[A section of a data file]
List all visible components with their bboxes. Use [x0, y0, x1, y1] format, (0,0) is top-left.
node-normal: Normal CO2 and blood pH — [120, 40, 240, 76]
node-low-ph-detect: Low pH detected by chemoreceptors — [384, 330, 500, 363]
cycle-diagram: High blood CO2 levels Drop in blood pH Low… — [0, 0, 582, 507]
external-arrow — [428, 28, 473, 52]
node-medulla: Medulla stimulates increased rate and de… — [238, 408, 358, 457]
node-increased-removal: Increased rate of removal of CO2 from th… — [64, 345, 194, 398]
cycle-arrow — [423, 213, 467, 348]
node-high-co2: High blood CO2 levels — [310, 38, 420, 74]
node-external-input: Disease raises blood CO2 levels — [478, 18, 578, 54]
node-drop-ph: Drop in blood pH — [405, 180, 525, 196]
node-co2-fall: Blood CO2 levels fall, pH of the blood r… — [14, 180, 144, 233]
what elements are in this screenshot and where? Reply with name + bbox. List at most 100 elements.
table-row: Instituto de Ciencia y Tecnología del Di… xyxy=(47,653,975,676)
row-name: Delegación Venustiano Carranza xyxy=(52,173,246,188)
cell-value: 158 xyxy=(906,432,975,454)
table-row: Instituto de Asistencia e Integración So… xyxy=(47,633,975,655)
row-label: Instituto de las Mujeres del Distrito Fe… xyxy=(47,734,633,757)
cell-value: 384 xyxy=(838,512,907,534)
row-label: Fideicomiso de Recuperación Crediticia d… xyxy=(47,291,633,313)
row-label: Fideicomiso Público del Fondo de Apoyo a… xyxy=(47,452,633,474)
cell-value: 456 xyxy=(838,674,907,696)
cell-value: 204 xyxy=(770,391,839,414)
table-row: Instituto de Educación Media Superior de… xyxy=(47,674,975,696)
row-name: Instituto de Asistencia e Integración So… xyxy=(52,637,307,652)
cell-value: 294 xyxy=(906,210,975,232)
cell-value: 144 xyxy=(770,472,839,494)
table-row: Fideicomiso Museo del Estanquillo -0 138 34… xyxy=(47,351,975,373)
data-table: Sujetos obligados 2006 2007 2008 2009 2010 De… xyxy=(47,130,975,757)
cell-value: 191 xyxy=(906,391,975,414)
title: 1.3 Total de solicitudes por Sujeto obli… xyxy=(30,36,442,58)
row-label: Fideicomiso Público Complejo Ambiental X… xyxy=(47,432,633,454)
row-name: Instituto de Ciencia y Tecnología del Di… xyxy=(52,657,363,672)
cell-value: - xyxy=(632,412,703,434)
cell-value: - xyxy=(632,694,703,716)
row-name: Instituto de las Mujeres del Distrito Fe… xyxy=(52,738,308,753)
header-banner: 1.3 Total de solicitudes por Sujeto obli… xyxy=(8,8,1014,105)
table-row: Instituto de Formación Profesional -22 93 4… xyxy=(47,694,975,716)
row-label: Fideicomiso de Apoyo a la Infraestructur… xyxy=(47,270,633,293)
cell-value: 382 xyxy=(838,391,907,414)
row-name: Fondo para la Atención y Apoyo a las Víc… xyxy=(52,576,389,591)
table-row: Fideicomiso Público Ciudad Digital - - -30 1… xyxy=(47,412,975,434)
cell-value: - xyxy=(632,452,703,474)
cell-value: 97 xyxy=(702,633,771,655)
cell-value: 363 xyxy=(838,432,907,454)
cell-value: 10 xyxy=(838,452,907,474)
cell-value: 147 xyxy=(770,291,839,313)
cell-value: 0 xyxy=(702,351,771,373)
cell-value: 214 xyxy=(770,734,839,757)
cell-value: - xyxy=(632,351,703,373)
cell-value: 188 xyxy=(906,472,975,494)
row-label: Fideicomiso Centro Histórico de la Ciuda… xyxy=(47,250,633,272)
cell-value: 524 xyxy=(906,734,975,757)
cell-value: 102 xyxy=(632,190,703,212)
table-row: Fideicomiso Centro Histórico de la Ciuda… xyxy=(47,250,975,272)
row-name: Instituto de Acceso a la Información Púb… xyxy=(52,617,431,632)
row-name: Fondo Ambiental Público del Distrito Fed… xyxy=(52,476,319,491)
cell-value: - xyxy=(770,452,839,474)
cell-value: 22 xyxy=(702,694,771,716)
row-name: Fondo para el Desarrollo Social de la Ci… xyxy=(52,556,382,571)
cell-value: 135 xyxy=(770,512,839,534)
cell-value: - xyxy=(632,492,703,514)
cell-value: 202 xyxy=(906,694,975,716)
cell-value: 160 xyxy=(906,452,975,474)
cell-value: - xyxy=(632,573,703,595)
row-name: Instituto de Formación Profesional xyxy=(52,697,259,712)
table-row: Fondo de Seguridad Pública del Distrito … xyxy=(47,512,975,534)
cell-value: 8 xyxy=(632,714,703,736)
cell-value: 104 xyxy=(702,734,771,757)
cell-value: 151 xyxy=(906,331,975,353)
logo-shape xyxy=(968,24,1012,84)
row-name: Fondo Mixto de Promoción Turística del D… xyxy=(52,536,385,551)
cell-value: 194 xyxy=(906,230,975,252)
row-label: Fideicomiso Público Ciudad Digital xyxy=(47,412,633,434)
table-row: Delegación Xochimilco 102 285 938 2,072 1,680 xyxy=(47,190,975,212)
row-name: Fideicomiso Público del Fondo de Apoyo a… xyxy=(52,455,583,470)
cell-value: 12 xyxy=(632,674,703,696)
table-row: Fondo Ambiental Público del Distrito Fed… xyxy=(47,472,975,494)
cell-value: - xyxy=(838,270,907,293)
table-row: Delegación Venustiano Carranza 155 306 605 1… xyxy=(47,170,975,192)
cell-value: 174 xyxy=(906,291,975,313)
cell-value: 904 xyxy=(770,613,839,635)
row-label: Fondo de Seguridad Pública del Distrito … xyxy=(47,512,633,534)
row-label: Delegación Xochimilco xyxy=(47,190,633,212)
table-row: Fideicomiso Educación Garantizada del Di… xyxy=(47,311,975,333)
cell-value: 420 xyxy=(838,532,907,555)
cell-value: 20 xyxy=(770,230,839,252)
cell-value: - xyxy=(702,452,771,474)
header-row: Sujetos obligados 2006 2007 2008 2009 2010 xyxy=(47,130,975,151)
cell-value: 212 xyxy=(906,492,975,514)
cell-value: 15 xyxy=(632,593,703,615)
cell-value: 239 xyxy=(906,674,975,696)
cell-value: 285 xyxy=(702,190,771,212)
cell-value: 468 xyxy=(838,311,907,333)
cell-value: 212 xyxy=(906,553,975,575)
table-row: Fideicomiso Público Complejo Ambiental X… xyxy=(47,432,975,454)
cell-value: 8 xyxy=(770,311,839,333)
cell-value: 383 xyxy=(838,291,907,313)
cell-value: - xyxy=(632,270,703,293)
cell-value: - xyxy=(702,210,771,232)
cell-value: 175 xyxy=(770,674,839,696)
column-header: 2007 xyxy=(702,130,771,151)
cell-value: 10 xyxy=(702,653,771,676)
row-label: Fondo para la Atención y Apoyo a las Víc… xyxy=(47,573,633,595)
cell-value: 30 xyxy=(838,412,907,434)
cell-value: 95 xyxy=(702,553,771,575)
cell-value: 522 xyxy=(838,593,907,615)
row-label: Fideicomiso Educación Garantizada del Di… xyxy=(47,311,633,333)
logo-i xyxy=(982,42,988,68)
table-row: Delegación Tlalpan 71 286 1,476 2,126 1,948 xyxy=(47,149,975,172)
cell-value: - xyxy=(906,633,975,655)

WORK TO COMPLETE:
Edit the records above, replacing every "row-label" with "row-heading" and leaving everything else unchanged.

RESPONSE TO THE EXERCISE:
List all visible components with their bboxes. Use [x0, y0, x1, y1] format, (0,0) is top-left.
node-normal: Normal CO2 and blood pH — [120, 40, 240, 76]
node-low-ph-detect: Low pH detected by chemoreceptors — [384, 330, 500, 363]
cycle-diagram: High blood CO2 levels Drop in blood pH Low… — [0, 0, 582, 507]
external-arrow — [428, 28, 473, 52]
node-medulla: Medulla stimulates increased rate and de… — [238, 408, 358, 457]
node-increased-removal: Increased rate of removal of CO2 from th… — [64, 345, 194, 398]
cycle-arrow — [423, 213, 467, 348]
node-high-co2: High blood CO2 levels — [310, 38, 420, 74]
node-external-input: Disease raises blood CO2 levels — [478, 18, 578, 54]
node-drop-ph: Drop in blood pH — [405, 180, 525, 196]
node-co2-fall: Blood CO2 levels fall, pH of the blood r… — [14, 180, 144, 233]
what elements are in this screenshot and where? Reply with name + bbox. List at most 100 elements.
table-row: Instituto de Ciencia y Tecnología del Di… xyxy=(47,653,975,676)
row-name: Delegación Venustiano Carranza xyxy=(52,173,246,188)
cell-value: 158 xyxy=(906,432,975,454)
table-row: Instituto de Asistencia e Integración So… xyxy=(47,633,975,655)
row-heading: Instituto de las Mujeres del Distrito Fe… xyxy=(47,734,633,757)
cell-value: 384 xyxy=(838,512,907,534)
row-heading: Fideicomiso de Recuperación Crediticia d… xyxy=(47,291,633,313)
row-heading: Fideicomiso Público del Fondo de Apoyo a… xyxy=(47,452,633,474)
cell-value: 456 xyxy=(838,674,907,696)
cell-value: 204 xyxy=(770,391,839,414)
table-row: Instituto de Educación Media Superior de… xyxy=(47,674,975,696)
row-name: Instituto de Asistencia e Integración So… xyxy=(52,637,307,652)
cell-value: 294 xyxy=(906,210,975,232)
cell-value: 144 xyxy=(770,472,839,494)
table-row: Fideicomiso Museo del Estanquillo -0 138 34… xyxy=(47,351,975,373)
data-table: Sujetos obligados 2006 2007 2008 2009 2010 De… xyxy=(47,130,975,757)
cell-value: 191 xyxy=(906,391,975,414)
title: 1.3 Total de solicitudes por Sujeto obli… xyxy=(30,36,442,58)
row-heading: Fideicomiso Público Complejo Ambiental X… xyxy=(47,432,633,454)
row-name: Instituto de Ciencia y Tecnología del Di… xyxy=(52,657,363,672)
cell-value: - xyxy=(632,412,703,434)
cell-value: - xyxy=(632,694,703,716)
row-name: Instituto de las Mujeres del Distrito Fe… xyxy=(52,738,308,753)
header-banner: 1.3 Total de solicitudes por Sujeto obli… xyxy=(8,8,1014,105)
table-row: Instituto de Formación Profesional -22 93 4… xyxy=(47,694,975,716)
row-heading: Fideicomiso de Apoyo a la Infraestructur… xyxy=(47,270,633,293)
cell-value: 382 xyxy=(838,391,907,414)
row-name: Fondo para la Atención y Apoyo a las Víc… xyxy=(52,576,389,591)
table-row: Fideicomiso Público Ciudad Digital - - -30 1… xyxy=(47,412,975,434)
cell-value: - xyxy=(632,452,703,474)
cell-value: 97 xyxy=(702,633,771,655)
cell-value: 363 xyxy=(838,432,907,454)
cell-value: 10 xyxy=(838,452,907,474)
cell-value: 147 xyxy=(770,291,839,313)
cell-value: 0 xyxy=(702,351,771,373)
cell-value: 214 xyxy=(770,734,839,757)
cell-value: - xyxy=(632,351,703,373)
cell-value: 188 xyxy=(906,472,975,494)
row-heading: Fideicomiso Centro Histórico de la Ciuda… xyxy=(47,250,633,272)
cell-value: 524 xyxy=(906,734,975,757)
cell-value: 102 xyxy=(632,190,703,212)
table-row: Fideicomiso Centro Histórico de la Ciuda… xyxy=(47,250,975,272)
row-name: Instituto de Acceso a la Información Púb… xyxy=(52,617,431,632)
row-name: Fondo Ambiental Público del Distrito Fed… xyxy=(52,476,319,491)
cell-value: - xyxy=(770,452,839,474)
cell-value: 22 xyxy=(702,694,771,716)
row-name: Fondo para el Desarrollo Social de la Ci… xyxy=(52,556,382,571)
cell-value: 135 xyxy=(770,512,839,534)
cell-value: - xyxy=(632,492,703,514)
cell-value: 202 xyxy=(906,694,975,716)
cell-value: 160 xyxy=(906,452,975,474)
cell-value: - xyxy=(632,573,703,595)
row-name: Instituto de Formación Profesional xyxy=(52,697,259,712)
table-row: Fondo de Seguridad Pública del Distrito … xyxy=(47,512,975,534)
cell-value: 8 xyxy=(632,714,703,736)
cell-value: 104 xyxy=(702,734,771,757)
cell-value: 151 xyxy=(906,331,975,353)
logo-shape xyxy=(968,24,1012,84)
row-name: Fondo Mixto de Promoción Turística del D… xyxy=(52,536,385,551)
cell-value: 194 xyxy=(906,230,975,252)
row-heading: Fideicomiso Público Ciudad Digital xyxy=(47,412,633,434)
table-row: Delegación Xochimilco 102 285 938 2,072 1,680 xyxy=(47,190,975,212)
row-name: Fideicomiso Público del Fondo de Apoyo a… xyxy=(52,455,583,470)
cell-value: 12 xyxy=(632,674,703,696)
table-row: Fondo Ambiental Público del Distrito Fed… xyxy=(47,472,975,494)
cell-value: - xyxy=(838,270,907,293)
table-row: Delegación Venustiano Carranza 155 306 605 1… xyxy=(47,170,975,192)
cell-value: 174 xyxy=(906,291,975,313)
cell-value: 904 xyxy=(770,613,839,635)
row-heading: Fondo de Seguridad Pública del Distrito … xyxy=(47,512,633,534)
row-heading: Delegación Xochimilco xyxy=(47,190,633,212)
table-row: Fideicomiso Educación Garantizada del Di… xyxy=(47,311,975,333)
cell-value: 420 xyxy=(838,532,907,555)
cell-value: 20 xyxy=(770,230,839,252)
cell-value: - xyxy=(702,452,771,474)
header-row: Sujetos obligados 2006 2007 2008 2009 2010 xyxy=(47,130,975,151)
cell-value: 212 xyxy=(906,492,975,514)
cell-value: 15 xyxy=(632,593,703,615)
cell-value: 239 xyxy=(906,674,975,696)
cell-value: 285 xyxy=(702,190,771,212)
cell-value: 468 xyxy=(838,311,907,333)
cell-value: 212 xyxy=(906,553,975,575)
table-row: Fideicomiso Público Complejo Ambiental X… xyxy=(47,432,975,454)
cell-value: 8 xyxy=(770,311,839,333)
cell-value: 383 xyxy=(838,291,907,313)
cell-value: - xyxy=(632,270,703,293)
cell-value: - xyxy=(702,210,771,232)
cell-value: 175 xyxy=(770,674,839,696)
column-header: 2007 xyxy=(702,130,771,151)
cell-value: 10 xyxy=(702,653,771,676)
row-heading: Fondo para la Atención y Apoyo a las Víc… xyxy=(47,573,633,595)
cell-value: 30 xyxy=(838,412,907,434)
cell-value: 95 xyxy=(702,553,771,575)
cell-value: 522 xyxy=(838,593,907,615)
row-heading: Fideicomiso Educación Garantizada del Di… xyxy=(47,311,633,333)
logo-i xyxy=(982,42,988,68)
table-row: Delegación Tlalpan 71 286 1,476 2,126 1,948 xyxy=(47,149,975,172)
cell-value: - xyxy=(906,633,975,655)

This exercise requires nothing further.